WHAT THE TASK REQUIRES: What lines of the data include the string "ffffff"? Copy them all.
::: GIVEN DATA
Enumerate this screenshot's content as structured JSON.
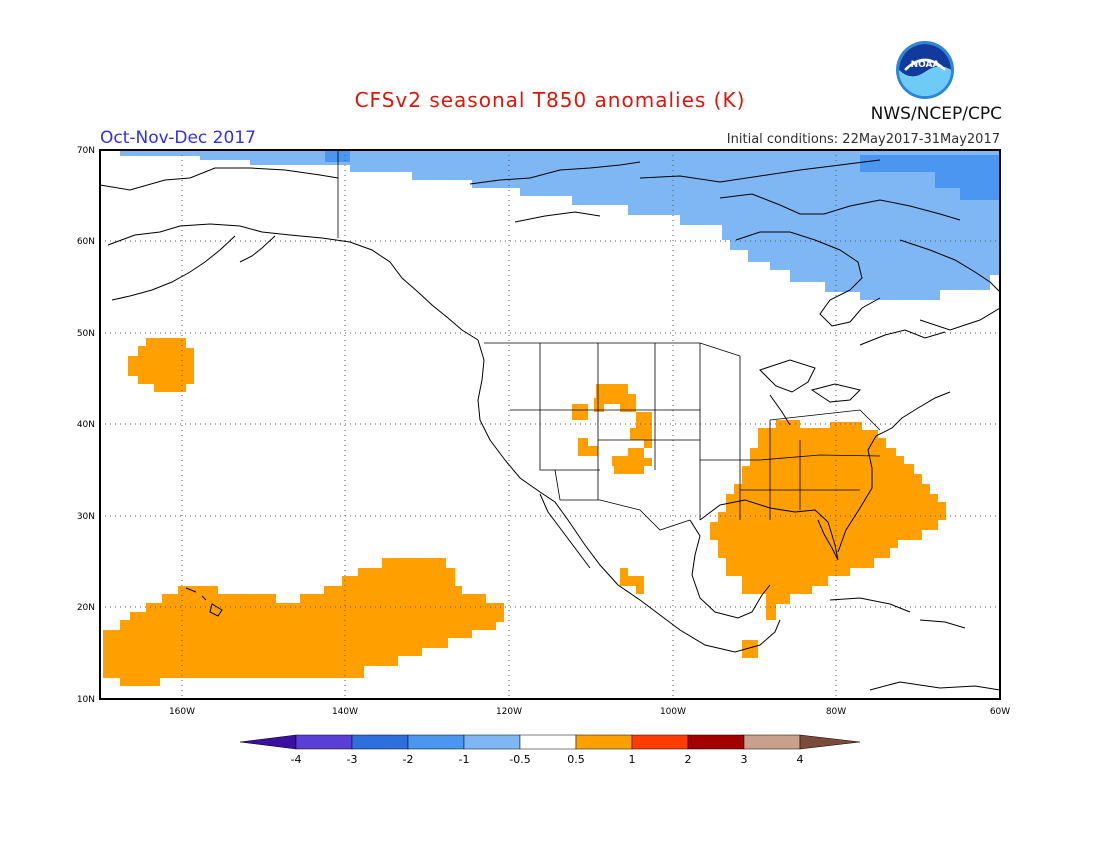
{
  "title": "CFSv2 seasonal T850 anomalies (K)",
  "season_label": "Oct-Nov-Dec 2017",
  "initial_conditions": "Initial conditions: 22May2017-31May2017",
  "agency": "NWS/NCEP/CPC",
  "logo_text": "NOAA",
  "lat_labels": [
    "70N",
    "60N",
    "50N",
    "40N",
    "30N",
    "20N",
    "10N"
  ],
  "lon_labels": [
    "160W",
    "140W",
    "120W",
    "100W",
    "80W",
    "60W"
  ],
  "legend": {
    "ticks": [
      "-4",
      "-3",
      "-2",
      "-1",
      "-0.5",
      "0.5",
      "1",
      "2",
      "3",
      "4"
    ],
    "colors": {
      "below_minus4": "#3b0fa0",
      "minus4_minus3": "#5a3fd6",
      "minus3_minus2": "#2d6fdc",
      "minus2_minus1": "#4b96f0",
      "minus1_minus05": "#7fb7f5",
      "minus05_05": "#ffffff",
      "p05_1": "#ffa000",
      "p1_2": "#ff3c00",
      "p2_3": "#a50000",
      "p3_4": "#c8a08c",
      "above_4": "#7a4a3a"
    }
  },
  "map_extent": {
    "lon_min": -170,
    "lon_max": -60,
    "lat_min": 10,
    "lat_max": 70
  }
}
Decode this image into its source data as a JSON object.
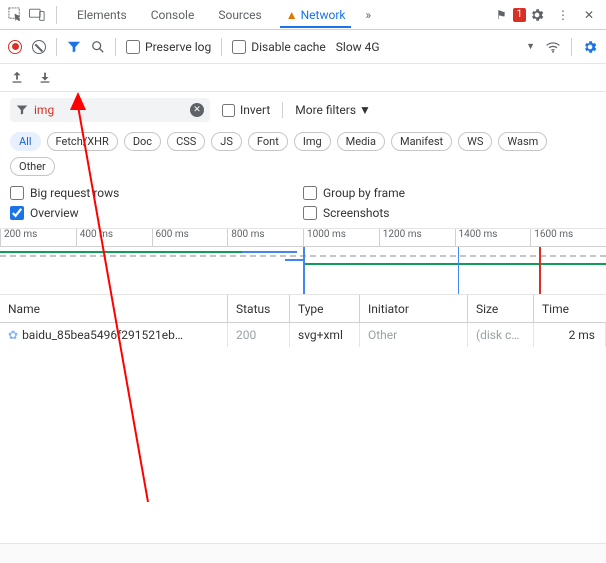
{
  "tabs": {
    "elements": "Elements",
    "console": "Console",
    "sources": "Sources",
    "network": "Network",
    "more": "»",
    "badge_count": "1"
  },
  "toolbar": {
    "preserve_log": "Preserve log",
    "disable_cache": "Disable cache",
    "throttle": "Slow 4G"
  },
  "filter": {
    "value": "img",
    "invert": "Invert",
    "more_filters": "More filters"
  },
  "chips": [
    "All",
    "Fetch/XHR",
    "Doc",
    "CSS",
    "JS",
    "Font",
    "Img",
    "Media",
    "Manifest",
    "WS",
    "Wasm",
    "Other"
  ],
  "chip_active_index": 0,
  "opts": {
    "big_rows": "Big request rows",
    "overview": "Overview",
    "group_frame": "Group by frame",
    "screenshots": "Screenshots"
  },
  "timeline_ticks": [
    "200 ms",
    "400 ms",
    "600 ms",
    "800 ms",
    "1000 ms",
    "1200 ms",
    "1400 ms",
    "1600 ms"
  ],
  "columns": {
    "name": "Name",
    "status": "Status",
    "type": "Type",
    "initiator": "Initiator",
    "size": "Size",
    "time": "Time"
  },
  "rows": [
    {
      "name": "baidu_85bea5496f291521eb…",
      "status": "200",
      "type": "svg+xml",
      "initiator": "Other",
      "size": "(disk c…",
      "time": "2 ms"
    }
  ],
  "colors": {
    "accent": "#1a73e8",
    "red_arrow": "#ff0000"
  }
}
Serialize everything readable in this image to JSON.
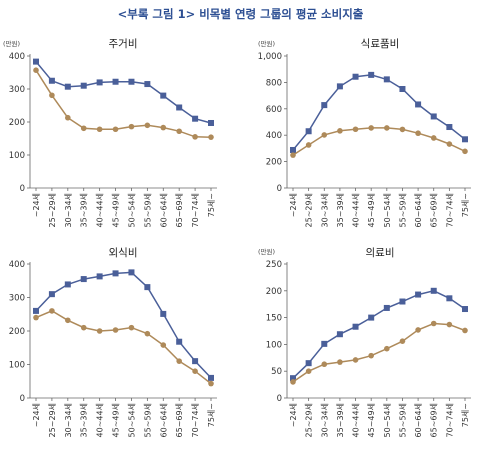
{
  "figure": {
    "title": "<부록 그림 1> 비목별 연령 그룹의 평균 소비지출"
  },
  "colors": {
    "series_dark": "#4a5f99",
    "series_light": "#ae8a5a"
  },
  "chart_data": [
    {
      "type": "line",
      "title": "주거비",
      "unit": "(만원)",
      "ylim": [
        0,
        400
      ],
      "yticks": [
        0,
        100,
        200,
        300,
        400
      ],
      "ytick_labels": [
        "0",
        "100",
        "200",
        "300",
        "400"
      ],
      "categories": [
        "~24세",
        "25~29세",
        "30~34세",
        "35~39세",
        "40~44세",
        "45~49세",
        "50~54세",
        "55~59세",
        "60~64세",
        "65~69세",
        "70~74세",
        "75세~"
      ],
      "series": [
        {
          "values": [
            383,
            325,
            307,
            310,
            320,
            322,
            322,
            315,
            280,
            244,
            210,
            197
          ]
        },
        {
          "values": [
            357,
            281,
            213,
            181,
            178,
            178,
            186,
            190,
            183,
            172,
            155,
            154
          ]
        }
      ],
      "grid": false
    },
    {
      "type": "line",
      "title": "식료품비",
      "unit": "(만원)",
      "ylim": [
        0,
        1000
      ],
      "yticks": [
        0,
        200,
        400,
        600,
        800,
        1000
      ],
      "ytick_labels": [
        "0",
        "200",
        "400",
        "600",
        "800",
        "1,000"
      ],
      "categories": [
        "~24세",
        "25~29세",
        "30~34세",
        "35~39세",
        "40~44세",
        "45~49세",
        "50~54세",
        "55~59세",
        "60~64세",
        "65~69세",
        "70~74세",
        "75세~"
      ],
      "series": [
        {
          "values": [
            288,
            430,
            628,
            770,
            843,
            857,
            823,
            750,
            633,
            542,
            462,
            369
          ]
        },
        {
          "values": [
            249,
            326,
            402,
            433,
            445,
            455,
            455,
            444,
            415,
            379,
            333,
            278
          ]
        }
      ],
      "grid": false
    },
    {
      "type": "line",
      "title": "외식비",
      "unit": "",
      "ylim": [
        0,
        400
      ],
      "yticks": [
        0,
        100,
        200,
        300,
        400
      ],
      "ytick_labels": [
        "0",
        "100",
        "200",
        "300",
        "400"
      ],
      "categories": [
        "~24세",
        "25~29세",
        "30~34세",
        "35~39세",
        "40~44세",
        "45~49세",
        "50~54세",
        "55~59세",
        "60~64세",
        "65~69세",
        "70~74세",
        "75세~"
      ],
      "series": [
        {
          "values": [
            260,
            310,
            339,
            355,
            363,
            372,
            375,
            331,
            251,
            168,
            110,
            60
          ]
        },
        {
          "values": [
            240,
            260,
            232,
            210,
            200,
            203,
            210,
            192,
            158,
            110,
            80,
            43
          ]
        }
      ],
      "grid": false
    },
    {
      "type": "line",
      "title": "의료비",
      "unit": "(만원)",
      "ylim": [
        0,
        250
      ],
      "yticks": [
        0,
        50,
        100,
        150,
        200,
        250
      ],
      "ytick_labels": [
        "0",
        "50",
        "100",
        "150",
        "200",
        "250"
      ],
      "categories": [
        "~24세",
        "25~29세",
        "30~34세",
        "35~39세",
        "40~44세",
        "45~49세",
        "50~54세",
        "55~59세",
        "60~64세",
        "65~69세",
        "70~74세",
        "75세~"
      ],
      "series": [
        {
          "values": [
            37,
            65,
            101,
            119,
            133,
            150,
            168,
            180,
            193,
            200,
            186,
            166
          ]
        },
        {
          "values": [
            30,
            50,
            63,
            67,
            71,
            79,
            92,
            106,
            127,
            139,
            137,
            126
          ]
        }
      ],
      "grid": false
    }
  ]
}
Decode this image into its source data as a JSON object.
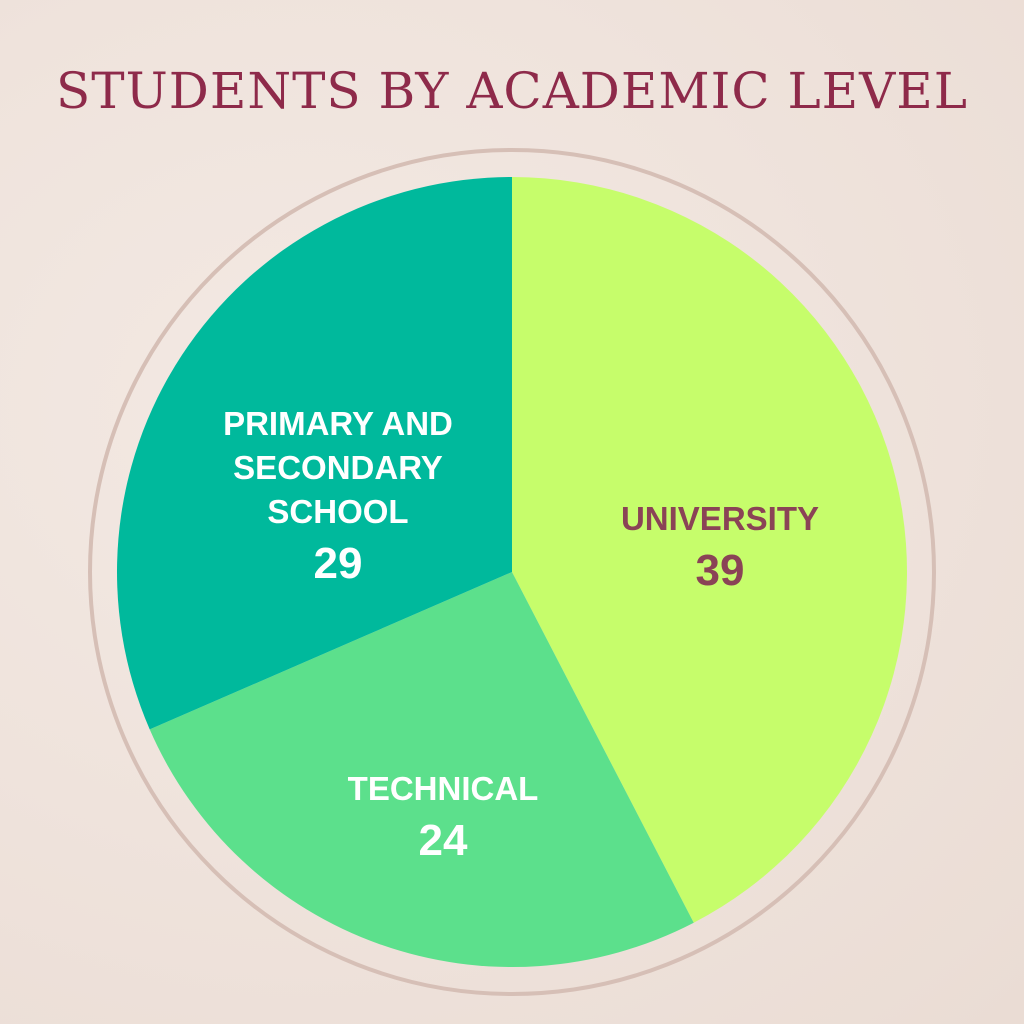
{
  "chart_data": {
    "type": "pie",
    "title": "STUDENTS BY ACADEMIC LEVEL",
    "slices": [
      {
        "label": "UNIVERSITY",
        "value": 39,
        "color": "#c6fd6b",
        "text_color": "#8a4356"
      },
      {
        "label": "TECHNICAL",
        "value": 24,
        "color": "#5ce08c",
        "text_color": "#ffffff"
      },
      {
        "label": "PRIMARY AND SECONDARY SCHOOL",
        "value": 29,
        "color": "#00b99c",
        "text_color": "#ffffff"
      }
    ],
    "start_angle": "12 o'clock",
    "direction": "clockwise",
    "ring_color": "#d6bfb6",
    "title_color": "#8e2a4a"
  }
}
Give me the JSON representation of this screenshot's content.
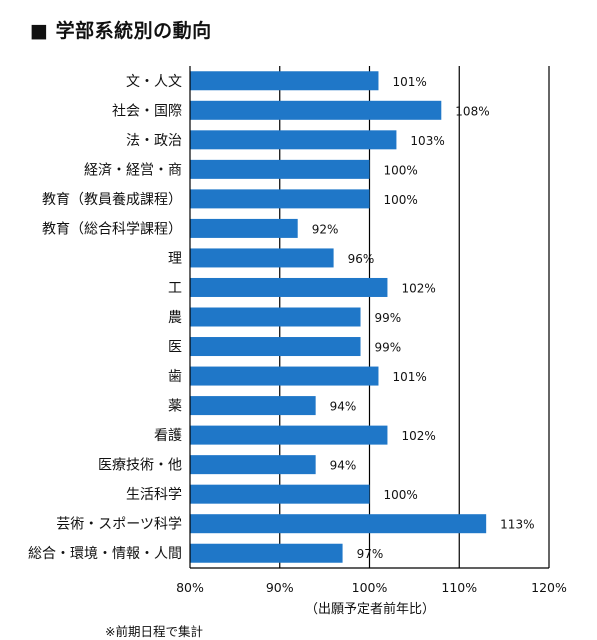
{
  "title": "■ 学部系統別の動向",
  "footnote": "※前期日程で集計",
  "colors": {
    "bar": "#1f77c8",
    "axis": "#000000",
    "background": "#ffffff"
  },
  "chart_data": {
    "type": "bar",
    "orientation": "horizontal",
    "title": "学部系統別の動向",
    "xlabel": "（出願予定者前年比）",
    "ylabel": "",
    "xlim": [
      80,
      120
    ],
    "xticks": [
      80,
      90,
      100,
      110,
      120
    ],
    "xtick_labels": [
      "80%",
      "90%",
      "100%",
      "110%",
      "120%"
    ],
    "grid": "vertical at 90, 100, 110, 120",
    "legend": "none",
    "categories": [
      "文・人文",
      "社会・国際",
      "法・政治",
      "経済・経営・商",
      "教育（教員養成課程）",
      "教育（総合科学課程）",
      "理",
      "工",
      "農",
      "医",
      "歯",
      "薬",
      "看護",
      "医療技術・他",
      "生活科学",
      "芸術・スポーツ科学",
      "総合・環境・情報・人間"
    ],
    "values": [
      101,
      108,
      103,
      100,
      100,
      92,
      96,
      102,
      99,
      99,
      101,
      94,
      102,
      94,
      100,
      113,
      97
    ],
    "value_labels": [
      "101%",
      "108%",
      "103%",
      "100%",
      "100%",
      "92%",
      "96%",
      "102%",
      "99%",
      "99%",
      "101%",
      "94%",
      "102%",
      "94%",
      "100%",
      "113%",
      "97%"
    ]
  }
}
::::::
SOLUTION FOR THIS PROBLEM:
      "minus05_05": "#ffffff",
        "text_color": "#ffffff"
        "text_color": "#ffffff"
    "background": "#ffffff"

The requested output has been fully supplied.